Set the data down again, exactly as it reads, but without the pictures.

........

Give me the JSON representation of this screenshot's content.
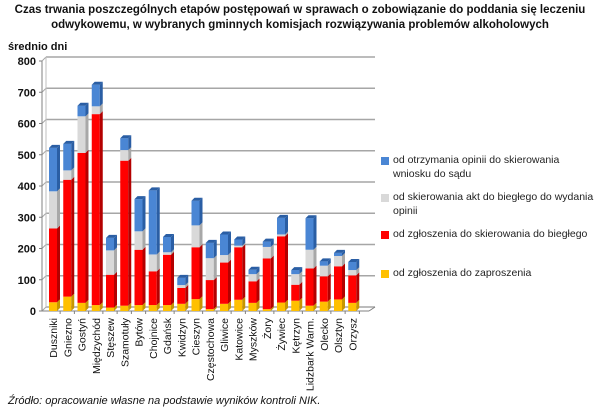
{
  "title_line1": "Czas trwania poszczególnych etapów postępowań w sprawach o zobowiązanie do poddania się leczeniu",
  "title_line2": "odwykowemu, w wybranych gminnych komisjach rozwiązywania problemów alkoholowych",
  "source": "Źródło: opracowanie własne na podstawie wyników kontroli NIK.",
  "chart_data": {
    "type": "bar",
    "stacked": true,
    "ylabel": "średnio dni",
    "ylim": [
      0,
      800
    ],
    "yticks": [
      0,
      100,
      200,
      300,
      400,
      500,
      600,
      700,
      800
    ],
    "grid": true,
    "legend_placement": "right",
    "categories": [
      "Duszniki",
      "Gniezno",
      "Gostyń",
      "Międzychód",
      "Stęszew",
      "Szamotuły",
      "Bytów",
      "Chojnice",
      "Gdańsk",
      "Kwidzyn",
      "Cieszyn",
      "Częstochowa",
      "Gliwice",
      "Katowice",
      "Myszków",
      "Żory",
      "Żywiec",
      "Kętrzyn",
      "Lidzbark Warm.",
      "Olecko",
      "Olsztyn",
      "Orzysz"
    ],
    "series": [
      {
        "name": "od zgłoszenia do zaproszenia",
        "color": "#ffc000",
        "values": [
          28,
          46,
          26,
          19,
          11,
          17,
          19,
          19,
          19,
          23,
          38,
          6,
          23,
          36,
          26,
          6,
          27,
          33,
          17,
          30,
          37,
          26
        ]
      },
      {
        "name": "od zgłoszenia do skierowania do biegłego",
        "color": "#ff0000",
        "values": [
          236,
          374,
          480,
          611,
          105,
          464,
          177,
          108,
          161,
          51,
          166,
          93,
          132,
          168,
          69,
          162,
          212,
          51,
          119,
          81,
          106,
          88
        ]
      },
      {
        "name": "od skierowania akt do biegłego do wydania opinii",
        "color": "#d9d9d9",
        "values": [
          119,
          30,
          117,
          25,
          78,
          34,
          59,
          54,
          8,
          9,
          70,
          70,
          24,
          5,
          23,
          37,
          6,
          34,
          60,
          34,
          33,
          17
        ]
      },
      {
        "name": "od otrzymania opinii do skierowania wniosku do sądu",
        "color": "#4a86d4",
        "values": [
          139,
          85,
          34,
          69,
          40,
          38,
          103,
          205,
          49,
          23,
          79,
          49,
          66,
          20,
          14,
          17,
          53,
          13,
          101,
          14,
          10,
          26
        ]
      }
    ]
  }
}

........

-- EXERCISE RESPONSE --
Give me the JSON representation of this screenshot's content.
{
  "title_line1": "Czas trwania poszczególnych etapów postępowań w sprawach o zobowiązanie do poddania się leczeniu",
  "title_line2": "odwykowemu, w wybranych gminnych komisjach rozwiązywania problemów alkoholowych",
  "source": "Źródło: opracowanie własne na podstawie wyników kontroli NIK.",
  "chart_data": {
    "type": "bar",
    "stacked": true,
    "ylabel": "średnio dni",
    "ylim": [
      0,
      800
    ],
    "yticks": [
      0,
      100,
      200,
      300,
      400,
      500,
      600,
      700,
      800
    ],
    "grid": true,
    "legend_placement": "right",
    "categories": [
      "Duszniki",
      "Gniezno",
      "Gostyń",
      "Międzychód",
      "Stęszew",
      "Szamotuły",
      "Bytów",
      "Chojnice",
      "Gdańsk",
      "Kwidzyn",
      "Cieszyn",
      "Częstochowa",
      "Gliwice",
      "Katowice",
      "Myszków",
      "Żory",
      "Żywiec",
      "Kętrzyn",
      "Lidzbark Warm.",
      "Olecko",
      "Olsztyn",
      "Orzysz"
    ],
    "series": [
      {
        "name": "od zgłoszenia do zaproszenia",
        "color": "#ffc000",
        "values": [
          28,
          46,
          26,
          19,
          11,
          17,
          19,
          19,
          19,
          23,
          38,
          6,
          23,
          36,
          26,
          6,
          27,
          33,
          17,
          30,
          37,
          26
        ]
      },
      {
        "name": "od zgłoszenia do skierowania do biegłego",
        "color": "#ff0000",
        "values": [
          236,
          374,
          480,
          611,
          105,
          464,
          177,
          108,
          161,
          51,
          166,
          93,
          132,
          168,
          69,
          162,
          212,
          51,
          119,
          81,
          106,
          88
        ]
      },
      {
        "name": "od skierowania akt do biegłego do wydania opinii",
        "color": "#d9d9d9",
        "values": [
          119,
          30,
          117,
          25,
          78,
          34,
          59,
          54,
          8,
          9,
          70,
          70,
          24,
          5,
          23,
          37,
          6,
          34,
          60,
          34,
          33,
          17
        ]
      },
      {
        "name": "od otrzymania opinii do skierowania wniosku do sądu",
        "color": "#4a86d4",
        "values": [
          139,
          85,
          34,
          69,
          40,
          38,
          103,
          205,
          49,
          23,
          79,
          49,
          66,
          20,
          14,
          17,
          53,
          13,
          101,
          14,
          10,
          26
        ]
      }
    ]
  }
}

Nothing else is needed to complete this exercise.